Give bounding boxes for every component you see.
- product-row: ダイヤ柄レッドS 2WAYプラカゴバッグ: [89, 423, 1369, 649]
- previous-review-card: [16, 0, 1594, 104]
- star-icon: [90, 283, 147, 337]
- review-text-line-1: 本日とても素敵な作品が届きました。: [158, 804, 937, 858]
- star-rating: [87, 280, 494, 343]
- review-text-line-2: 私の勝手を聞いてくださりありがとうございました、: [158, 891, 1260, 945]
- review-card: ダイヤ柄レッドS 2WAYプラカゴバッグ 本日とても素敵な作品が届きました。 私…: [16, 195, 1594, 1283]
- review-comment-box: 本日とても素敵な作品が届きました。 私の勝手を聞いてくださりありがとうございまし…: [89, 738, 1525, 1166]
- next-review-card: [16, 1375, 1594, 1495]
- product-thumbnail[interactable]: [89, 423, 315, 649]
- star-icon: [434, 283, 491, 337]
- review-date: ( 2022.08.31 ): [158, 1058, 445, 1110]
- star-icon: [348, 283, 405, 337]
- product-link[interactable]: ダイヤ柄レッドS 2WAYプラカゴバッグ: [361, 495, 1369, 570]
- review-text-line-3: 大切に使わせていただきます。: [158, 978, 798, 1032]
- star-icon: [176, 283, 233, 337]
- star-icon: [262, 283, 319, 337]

**TASK DETAILS:** Reproduce the material above in full, substituting "rating-star" for every occurrence of "star-icon" and leaving everything else unchanged.

**OUTPUT BELOW:**
Give bounding boxes for every component you see.
- product-row: ダイヤ柄レッドS 2WAYプラカゴバッグ: [89, 423, 1369, 649]
- previous-review-card: [16, 0, 1594, 104]
- rating-star: [90, 283, 147, 337]
- review-text-line-1: 本日とても素敵な作品が届きました。: [158, 804, 937, 858]
- star-rating: [87, 280, 494, 343]
- review-text-line-2: 私の勝手を聞いてくださりありがとうございました、: [158, 891, 1260, 945]
- review-card: ダイヤ柄レッドS 2WAYプラカゴバッグ 本日とても素敵な作品が届きました。 私…: [16, 195, 1594, 1283]
- review-comment-box: 本日とても素敵な作品が届きました。 私の勝手を聞いてくださりありがとうございまし…: [89, 738, 1525, 1166]
- next-review-card: [16, 1375, 1594, 1495]
- product-thumbnail[interactable]: [89, 423, 315, 649]
- rating-star: [434, 283, 491, 337]
- review-date: ( 2022.08.31 ): [158, 1058, 445, 1110]
- rating-star: [348, 283, 405, 337]
- product-link[interactable]: ダイヤ柄レッドS 2WAYプラカゴバッグ: [361, 495, 1369, 570]
- review-text-line-3: 大切に使わせていただきます。: [158, 978, 798, 1032]
- rating-star: [176, 283, 233, 337]
- rating-star: [262, 283, 319, 337]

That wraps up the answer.